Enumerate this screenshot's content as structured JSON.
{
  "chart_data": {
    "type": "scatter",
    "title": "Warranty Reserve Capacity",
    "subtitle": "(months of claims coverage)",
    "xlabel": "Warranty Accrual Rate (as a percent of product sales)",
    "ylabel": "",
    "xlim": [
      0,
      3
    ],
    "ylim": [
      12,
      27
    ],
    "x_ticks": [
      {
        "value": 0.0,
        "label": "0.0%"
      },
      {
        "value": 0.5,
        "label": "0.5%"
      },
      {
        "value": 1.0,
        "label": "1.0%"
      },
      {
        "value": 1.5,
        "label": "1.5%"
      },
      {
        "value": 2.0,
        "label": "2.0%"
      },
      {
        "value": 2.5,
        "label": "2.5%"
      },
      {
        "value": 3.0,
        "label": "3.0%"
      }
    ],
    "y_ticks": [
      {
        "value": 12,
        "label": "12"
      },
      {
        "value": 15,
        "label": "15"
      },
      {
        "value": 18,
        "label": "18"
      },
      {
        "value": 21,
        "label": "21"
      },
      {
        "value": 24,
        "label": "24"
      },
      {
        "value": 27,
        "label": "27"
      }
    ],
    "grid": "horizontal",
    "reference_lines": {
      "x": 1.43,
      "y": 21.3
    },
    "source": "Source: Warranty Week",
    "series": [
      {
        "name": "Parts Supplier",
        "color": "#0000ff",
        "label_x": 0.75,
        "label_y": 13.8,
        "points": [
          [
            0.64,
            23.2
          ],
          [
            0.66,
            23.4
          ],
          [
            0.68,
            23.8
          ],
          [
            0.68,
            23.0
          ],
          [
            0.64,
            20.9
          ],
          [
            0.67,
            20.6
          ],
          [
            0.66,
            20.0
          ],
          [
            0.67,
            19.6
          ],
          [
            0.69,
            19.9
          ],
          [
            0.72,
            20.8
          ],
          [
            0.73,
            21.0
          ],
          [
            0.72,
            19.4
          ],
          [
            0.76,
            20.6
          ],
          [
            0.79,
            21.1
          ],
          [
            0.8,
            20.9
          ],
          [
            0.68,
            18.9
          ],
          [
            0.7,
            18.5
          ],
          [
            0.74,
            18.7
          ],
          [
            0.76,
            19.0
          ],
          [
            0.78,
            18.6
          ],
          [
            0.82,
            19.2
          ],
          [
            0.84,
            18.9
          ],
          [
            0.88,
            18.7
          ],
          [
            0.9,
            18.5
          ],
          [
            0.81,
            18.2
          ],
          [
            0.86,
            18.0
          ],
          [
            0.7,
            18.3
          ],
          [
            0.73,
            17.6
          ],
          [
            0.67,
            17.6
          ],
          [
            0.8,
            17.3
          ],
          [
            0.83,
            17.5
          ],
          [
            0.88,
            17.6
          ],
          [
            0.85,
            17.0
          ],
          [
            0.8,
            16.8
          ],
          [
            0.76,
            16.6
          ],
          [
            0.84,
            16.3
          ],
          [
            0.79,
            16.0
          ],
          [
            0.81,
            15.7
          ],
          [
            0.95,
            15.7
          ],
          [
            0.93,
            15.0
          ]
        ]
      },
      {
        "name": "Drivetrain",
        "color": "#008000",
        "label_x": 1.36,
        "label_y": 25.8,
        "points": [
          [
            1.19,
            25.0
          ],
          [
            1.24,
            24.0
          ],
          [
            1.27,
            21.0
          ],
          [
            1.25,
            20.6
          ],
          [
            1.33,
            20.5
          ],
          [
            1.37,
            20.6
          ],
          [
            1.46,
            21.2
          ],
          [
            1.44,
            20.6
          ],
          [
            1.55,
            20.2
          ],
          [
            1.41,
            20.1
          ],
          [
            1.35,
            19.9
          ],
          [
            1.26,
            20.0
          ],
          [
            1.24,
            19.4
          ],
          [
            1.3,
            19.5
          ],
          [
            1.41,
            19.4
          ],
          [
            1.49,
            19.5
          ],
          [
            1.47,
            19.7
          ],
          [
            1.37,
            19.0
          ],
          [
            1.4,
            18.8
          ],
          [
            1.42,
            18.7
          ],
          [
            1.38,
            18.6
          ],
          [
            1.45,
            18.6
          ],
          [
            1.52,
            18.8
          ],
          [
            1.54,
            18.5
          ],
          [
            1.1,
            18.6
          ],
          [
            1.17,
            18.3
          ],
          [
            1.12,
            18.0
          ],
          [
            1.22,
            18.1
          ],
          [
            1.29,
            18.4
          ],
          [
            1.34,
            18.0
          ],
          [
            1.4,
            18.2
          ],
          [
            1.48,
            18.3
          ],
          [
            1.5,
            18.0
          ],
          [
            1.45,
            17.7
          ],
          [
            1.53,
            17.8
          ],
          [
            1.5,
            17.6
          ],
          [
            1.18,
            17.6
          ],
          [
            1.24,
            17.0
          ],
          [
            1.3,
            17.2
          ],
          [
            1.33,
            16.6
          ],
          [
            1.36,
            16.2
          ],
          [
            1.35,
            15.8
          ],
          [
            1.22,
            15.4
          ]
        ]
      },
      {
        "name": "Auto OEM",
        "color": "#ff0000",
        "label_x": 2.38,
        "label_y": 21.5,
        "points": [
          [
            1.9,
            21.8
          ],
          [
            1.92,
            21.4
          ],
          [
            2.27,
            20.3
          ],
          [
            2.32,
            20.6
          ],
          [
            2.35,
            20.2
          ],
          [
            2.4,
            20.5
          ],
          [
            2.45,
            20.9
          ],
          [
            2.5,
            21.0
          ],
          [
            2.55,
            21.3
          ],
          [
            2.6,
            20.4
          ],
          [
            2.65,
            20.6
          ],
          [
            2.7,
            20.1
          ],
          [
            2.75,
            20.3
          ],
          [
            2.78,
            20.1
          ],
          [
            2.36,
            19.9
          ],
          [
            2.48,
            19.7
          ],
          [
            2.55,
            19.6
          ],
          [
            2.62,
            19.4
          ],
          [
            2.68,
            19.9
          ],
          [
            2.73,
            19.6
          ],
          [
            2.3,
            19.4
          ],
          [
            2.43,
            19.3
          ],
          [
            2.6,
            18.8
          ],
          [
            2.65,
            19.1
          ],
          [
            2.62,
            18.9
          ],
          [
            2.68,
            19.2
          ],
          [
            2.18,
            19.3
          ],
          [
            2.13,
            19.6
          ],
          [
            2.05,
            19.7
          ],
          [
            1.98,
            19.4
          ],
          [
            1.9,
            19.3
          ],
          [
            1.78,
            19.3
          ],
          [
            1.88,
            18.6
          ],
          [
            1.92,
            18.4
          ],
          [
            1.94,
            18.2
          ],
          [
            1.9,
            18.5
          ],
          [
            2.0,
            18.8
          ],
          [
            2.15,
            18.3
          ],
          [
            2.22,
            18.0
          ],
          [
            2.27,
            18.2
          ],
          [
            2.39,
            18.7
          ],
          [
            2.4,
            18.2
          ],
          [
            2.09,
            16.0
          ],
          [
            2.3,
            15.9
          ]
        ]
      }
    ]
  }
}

+ + + + + + +

INSTRUCTION -
From the listing above, collect every line that mentions the word "Warranty".

SOLUTION -
    "title": "Warranty Reserve Capacity",
    "xlabel": "Warranty Accrual Rate (as a percent of product sales)",
    "source": "Source: Warranty Week",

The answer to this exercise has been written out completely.